Find the lines in these entries that include the word "народженні" and state how many there are, with no other words.

### Structured figure records
========

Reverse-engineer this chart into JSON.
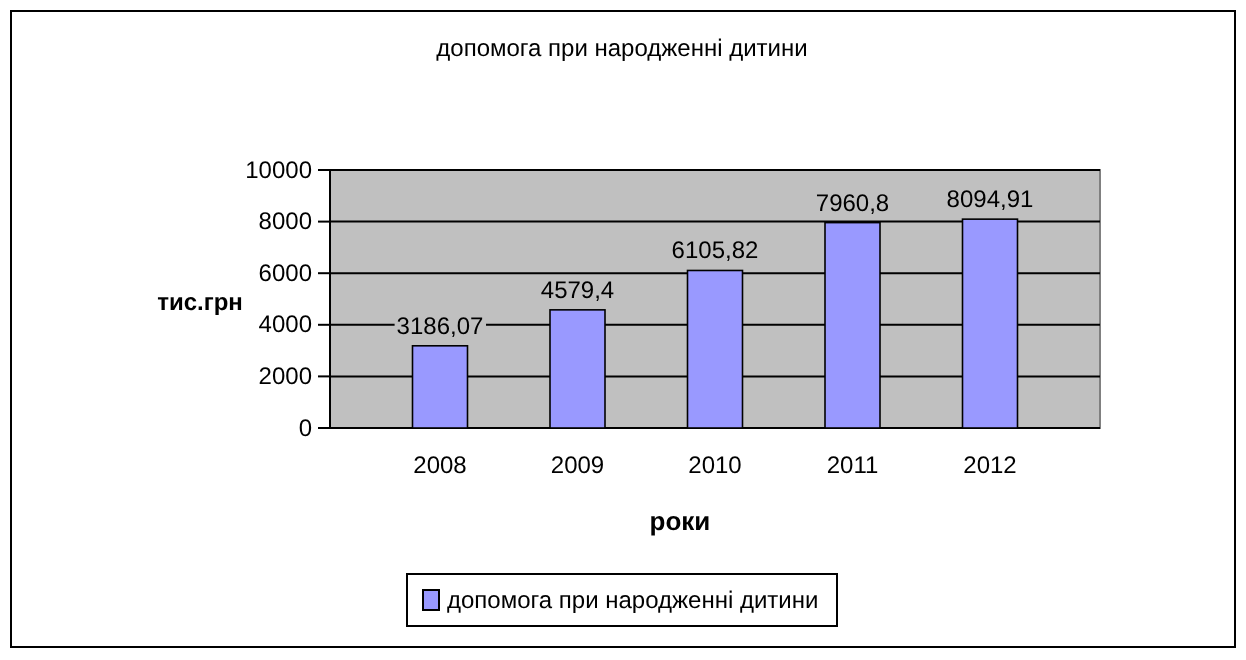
{
  "chart_data": {
    "type": "bar",
    "title": "допомога при народженні дитини",
    "xlabel": "роки",
    "ylabel": "тис.грн",
    "categories": [
      "2008",
      "2009",
      "2010",
      "2011",
      "2012"
    ],
    "series": [
      {
        "name": "допомога при народженні дитини",
        "color": "#9999ff",
        "values": [
          3186.07,
          4579.4,
          6105.82,
          7960.8,
          8094.91
        ],
        "value_labels": [
          "3186,07",
          "4579,4",
          "6105,82",
          "7960,8",
          "8094,91"
        ]
      }
    ],
    "ylim": [
      0,
      10000
    ],
    "yticks": [
      0,
      2000,
      4000,
      6000,
      8000,
      10000
    ],
    "grid": "y",
    "legend": "bottom"
  }
}
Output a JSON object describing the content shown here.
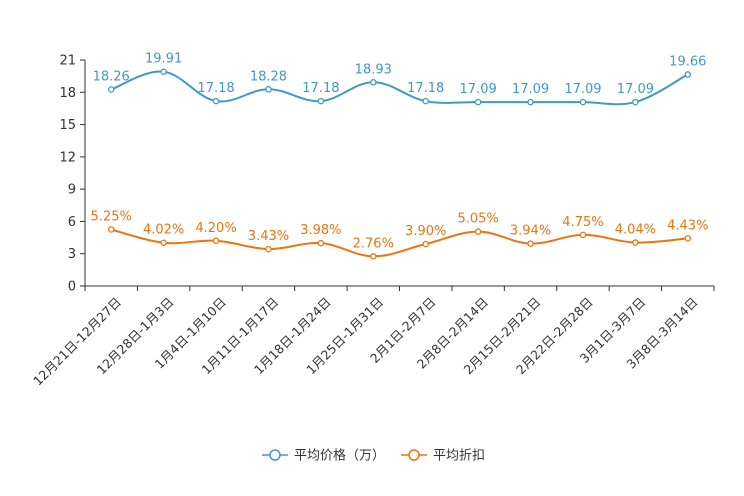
{
  "chart_data": {
    "type": "line",
    "title": "",
    "xlabel": "",
    "ylabel": "",
    "ylim": [
      0,
      21
    ],
    "yticks": [
      "0",
      "3",
      "6",
      "9",
      "12",
      "15",
      "18",
      "21"
    ],
    "categories": [
      "12月21日-12月27日",
      "12月28日-1月3日",
      "1月4日-1月10日",
      "1月11日-1月17日",
      "1月18日-1月24日",
      "1月25日-1月31日",
      "2月1日-2月7日",
      "2月8日-2月14日",
      "2月15日-2月21日",
      "2月22日-2月28日",
      "3月1日-3月7日",
      "3月8日-3月14日"
    ],
    "series": [
      {
        "name": "平均价格（万）",
        "color": "#3d9bc6",
        "values": [
          18.26,
          19.91,
          17.18,
          18.28,
          17.18,
          18.93,
          17.18,
          17.09,
          17.09,
          17.09,
          17.09,
          19.66
        ],
        "labels": [
          "18.26",
          "19.91",
          "17.18",
          "18.28",
          "17.18",
          "18.93",
          "17.18",
          "17.09",
          "17.09",
          "17.09",
          "17.09",
          "19.66"
        ]
      },
      {
        "name": "平均折扣",
        "color": "#f0730f",
        "values": [
          5.25,
          4.02,
          4.2,
          3.43,
          3.98,
          2.76,
          3.9,
          5.05,
          3.94,
          4.75,
          4.04,
          4.43
        ],
        "labels": [
          "5.25%",
          "4.02%",
          "4.20%",
          "3.43%",
          "3.98%",
          "2.76%",
          "3.90%",
          "5.05%",
          "3.94%",
          "4.75%",
          "4.04%",
          "4.43%"
        ]
      }
    ],
    "grid": false,
    "legend": "bottom-center"
  }
}
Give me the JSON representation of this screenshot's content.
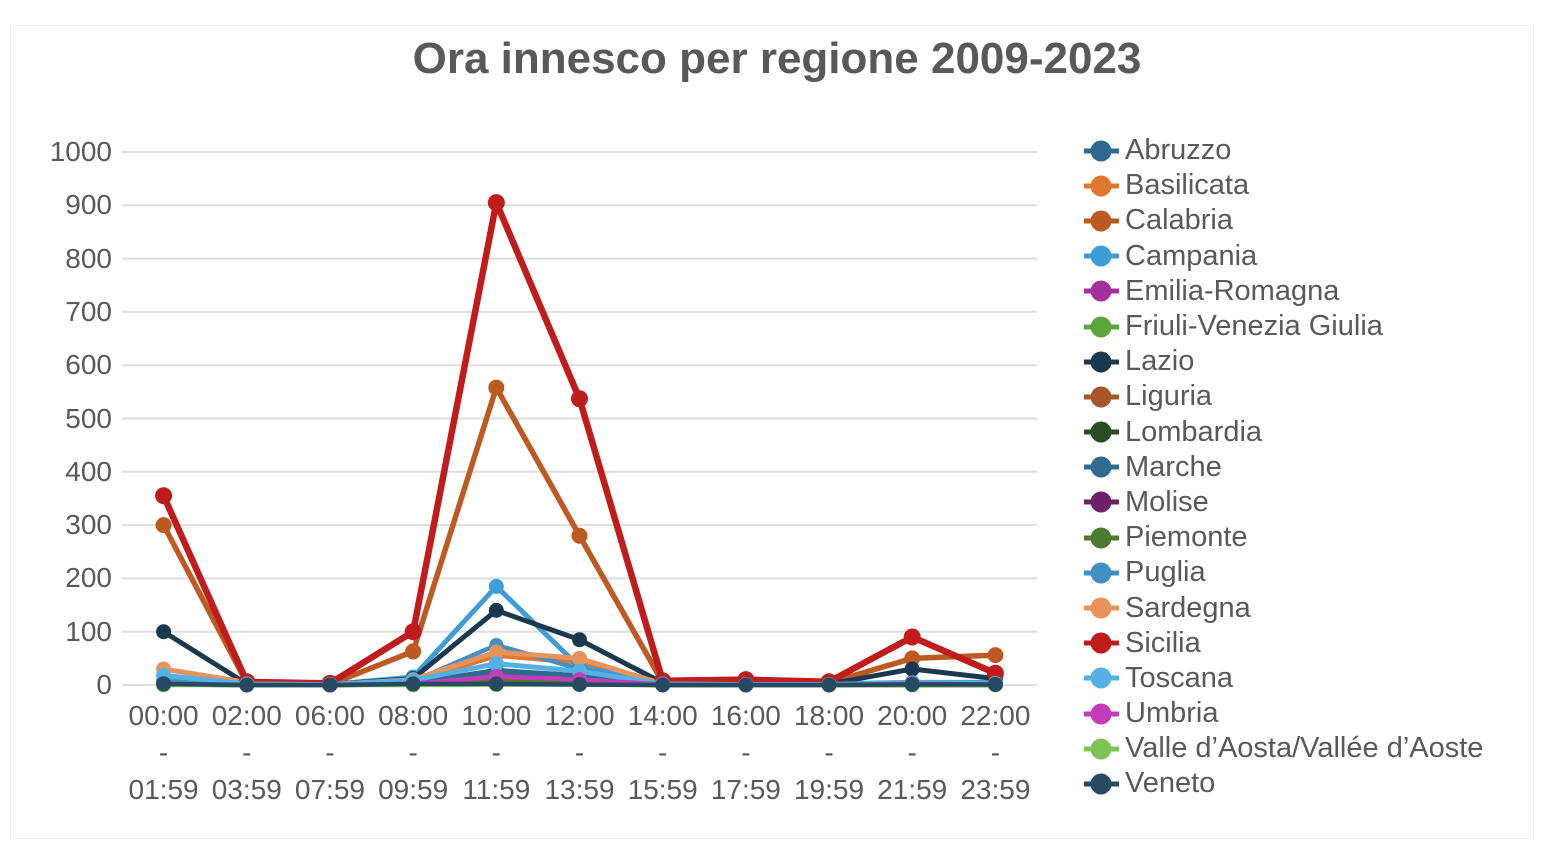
{
  "chart": {
    "title": "Ora innesco per regione 2009-2023"
  },
  "chart_data": {
    "type": "line",
    "title": "Ora innesco per regione 2009-2023",
    "xlabel": "",
    "ylabel": "",
    "ylim": [
      0,
      1000
    ],
    "ytick_step": 100,
    "yticks": [
      0,
      100,
      200,
      300,
      400,
      500,
      600,
      700,
      800,
      900,
      1000
    ],
    "grid": "horizontal",
    "legend_position": "right",
    "category_separator": "-",
    "categories": [
      {
        "from": "00:00",
        "to": "01:59"
      },
      {
        "from": "02:00",
        "to": "03:59"
      },
      {
        "from": "06:00",
        "to": "07:59"
      },
      {
        "from": "08:00",
        "to": "09:59"
      },
      {
        "from": "10:00",
        "to": "11:59"
      },
      {
        "from": "12:00",
        "to": "13:59"
      },
      {
        "from": "14:00",
        "to": "15:59"
      },
      {
        "from": "16:00",
        "to": "17:59"
      },
      {
        "from": "18:00",
        "to": "19:59"
      },
      {
        "from": "20:00",
        "to": "21:59"
      },
      {
        "from": "22:00",
        "to": "23:59"
      }
    ],
    "series": [
      {
        "name": "Abruzzo",
        "color": "#2E6A8F",
        "line_width": 4.5,
        "marker_r": 7,
        "values": [
          5,
          1,
          0,
          4,
          28,
          18,
          1,
          1,
          0,
          2,
          2
        ]
      },
      {
        "name": "Basilicata",
        "color": "#E0772E",
        "line_width": 4.5,
        "marker_r": 7,
        "values": [
          6,
          1,
          0,
          6,
          55,
          42,
          1,
          1,
          1,
          3,
          3
        ]
      },
      {
        "name": "Calabria",
        "color": "#BE5A21",
        "line_width": 5.5,
        "marker_r": 8,
        "values": [
          300,
          4,
          1,
          63,
          558,
          280,
          5,
          8,
          4,
          50,
          56
        ]
      },
      {
        "name": "Campania",
        "color": "#3E9CD9",
        "line_width": 5,
        "marker_r": 7.5,
        "values": [
          8,
          2,
          1,
          15,
          185,
          34,
          3,
          2,
          2,
          5,
          5
        ]
      },
      {
        "name": "Emilia-Romagna",
        "color": "#A23199",
        "line_width": 4.5,
        "marker_r": 7,
        "values": [
          2,
          0,
          0,
          2,
          12,
          8,
          0,
          0,
          0,
          1,
          1
        ]
      },
      {
        "name": "Friuli-Venezia Giulia",
        "color": "#5BA53C",
        "line_width": 4.5,
        "marker_r": 7,
        "values": [
          1,
          0,
          0,
          1,
          5,
          3,
          0,
          0,
          0,
          1,
          0
        ]
      },
      {
        "name": "Lazio",
        "color": "#1A394F",
        "line_width": 5,
        "marker_r": 7.5,
        "values": [
          100,
          2,
          1,
          12,
          140,
          85,
          4,
          3,
          2,
          30,
          12
        ]
      },
      {
        "name": "Liguria",
        "color": "#A65629",
        "line_width": 4.5,
        "marker_r": 7,
        "values": [
          2,
          0,
          0,
          2,
          9,
          6,
          0,
          0,
          0,
          1,
          1
        ]
      },
      {
        "name": "Lombardia",
        "color": "#2A4D26",
        "line_width": 4.5,
        "marker_r": 7,
        "values": [
          1,
          0,
          0,
          1,
          4,
          2,
          0,
          0,
          0,
          0,
          0
        ]
      },
      {
        "name": "Marche",
        "color": "#2F6D90",
        "line_width": 4.5,
        "marker_r": 7,
        "values": [
          3,
          0,
          0,
          3,
          20,
          12,
          1,
          0,
          0,
          1,
          1
        ]
      },
      {
        "name": "Molise",
        "color": "#6E2166",
        "line_width": 4.5,
        "marker_r": 7,
        "values": [
          1,
          0,
          0,
          1,
          3,
          2,
          0,
          0,
          0,
          0,
          0
        ]
      },
      {
        "name": "Piemonte",
        "color": "#4B7B2F",
        "line_width": 4.5,
        "marker_r": 7,
        "values": [
          1,
          0,
          0,
          1,
          6,
          4,
          0,
          0,
          0,
          0,
          0
        ]
      },
      {
        "name": "Puglia",
        "color": "#418FC4",
        "line_width": 4.5,
        "marker_r": 7,
        "values": [
          7,
          1,
          0,
          7,
          75,
          30,
          2,
          1,
          1,
          4,
          3
        ]
      },
      {
        "name": "Sardegna",
        "color": "#E6945C",
        "line_width": 5,
        "marker_r": 7.5,
        "values": [
          30,
          5,
          1,
          10,
          62,
          50,
          2,
          2,
          1,
          3,
          2
        ]
      },
      {
        "name": "Sicilia",
        "color": "#C01C1C",
        "line_width": 6.5,
        "marker_r": 8.5,
        "values": [
          355,
          6,
          3,
          100,
          905,
          537,
          8,
          10,
          6,
          90,
          22
        ]
      },
      {
        "name": "Toscana",
        "color": "#55B1E5",
        "line_width": 5,
        "marker_r": 7.5,
        "values": [
          18,
          2,
          1,
          9,
          40,
          26,
          2,
          1,
          1,
          4,
          3
        ]
      },
      {
        "name": "Umbria",
        "color": "#C53CBA",
        "line_width": 4.5,
        "marker_r": 7.5,
        "values": [
          2,
          0,
          0,
          2,
          16,
          10,
          1,
          0,
          0,
          2,
          1
        ]
      },
      {
        "name": "Valle d’Aosta/Vallée d’Aoste",
        "color": "#7DC455",
        "line_width": 4.5,
        "marker_r": 7.5,
        "values": [
          0,
          0,
          0,
          0,
          1,
          1,
          0,
          0,
          0,
          0,
          0
        ]
      },
      {
        "name": "Veneto",
        "color": "#254A61",
        "line_width": 4.5,
        "marker_r": 7.5,
        "values": [
          2,
          0,
          0,
          2,
          2,
          1,
          0,
          0,
          0,
          1,
          1
        ]
      }
    ],
    "colors": {
      "text": "#595959",
      "gridline": "#DEDEDE",
      "frame": "#ECECEC",
      "background": "#FFFFFF"
    }
  }
}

========

### Result for this exercise
2